— start PROVIDED INFORMATION —

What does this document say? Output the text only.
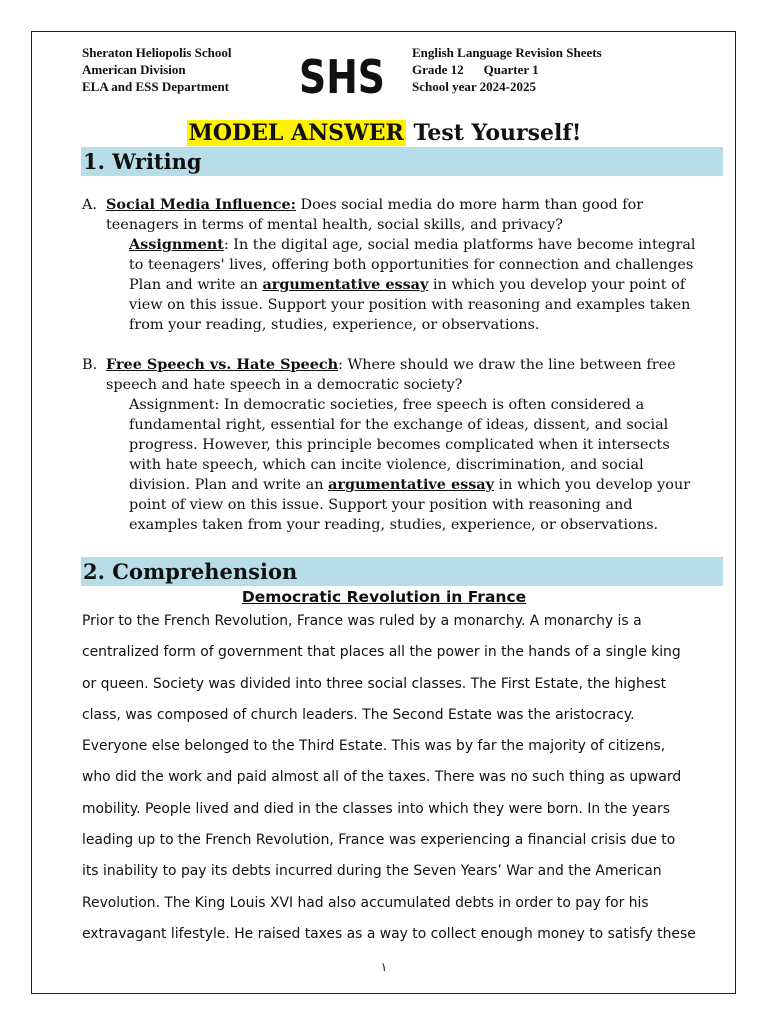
Sheraton Heliopolis School
American Division
ELA and ESS Department SHS English Language Revision Sheets
Grade 12 Quarter 1
School year 2024-2025
MODEL ANSWER Test Yourself!
1. Writing
A. Social Media Influence: Does social media do more harm than good for
teenagers in terms of mental health, social skills, and privacy?
Assignment: In the digital age, social media platforms have become integral
to teenagers' lives, offering both opportunities for connection and challenges
Plan and write an argumentative essay in which you develop your point of
view on this issue. Support your position with reasoning and examples taken
from your reading, studies, experience, or observations.
B. Free Speech vs. Hate Speech: Where should we draw the line between free
speech and hate speech in a democratic society?
Assignment: In democratic societies, free speech is often considered a
fundamental right, essential for the exchange of ideas, dissent, and social
progress. However, this principle becomes complicated when it intersects
with hate speech, which can incite violence, discrimination, and social
division. Plan and write an argumentative essay in which you develop your
point of view on this issue. Support your position with reasoning and
examples taken from your reading, studies, experience, or observations.
2. Comprehension
Democratic Revolution in France
Prior to the French Revolution, France was ruled by a monarchy. A monarchy is a
centralized form of government that places all the power in the hands of a single king
or queen. Society was divided into three social classes. The First Estate, the highest
class, was composed of church leaders. The Second Estate was the aristocracy.
Everyone else belonged to the Third Estate. This was by far the majority of citizens,
who did the work and paid almost all of the taxes. There was no such thing as upward
mobility. People lived and died in the classes into which they were born. In the years
leading up to the French Revolution, France was experiencing a financial crisis due to
its inability to pay its debts incurred during the Seven Years’ War and the American
Revolution. The King Louis XVI had also accumulated debts in order to pay for his
extravagant lifestyle. He raised taxes as a way to collect enough money to satisfy these
١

— end PROVIDED INFORMATION —

▶ GIVEN PROBLEM
Pull out every line of the records above that contains the word "essay".

▶ CORRECT OUTPUT
Plan and write an argumentative essay in which you develop your point of
division. Plan and write an argumentative essay in which you develop your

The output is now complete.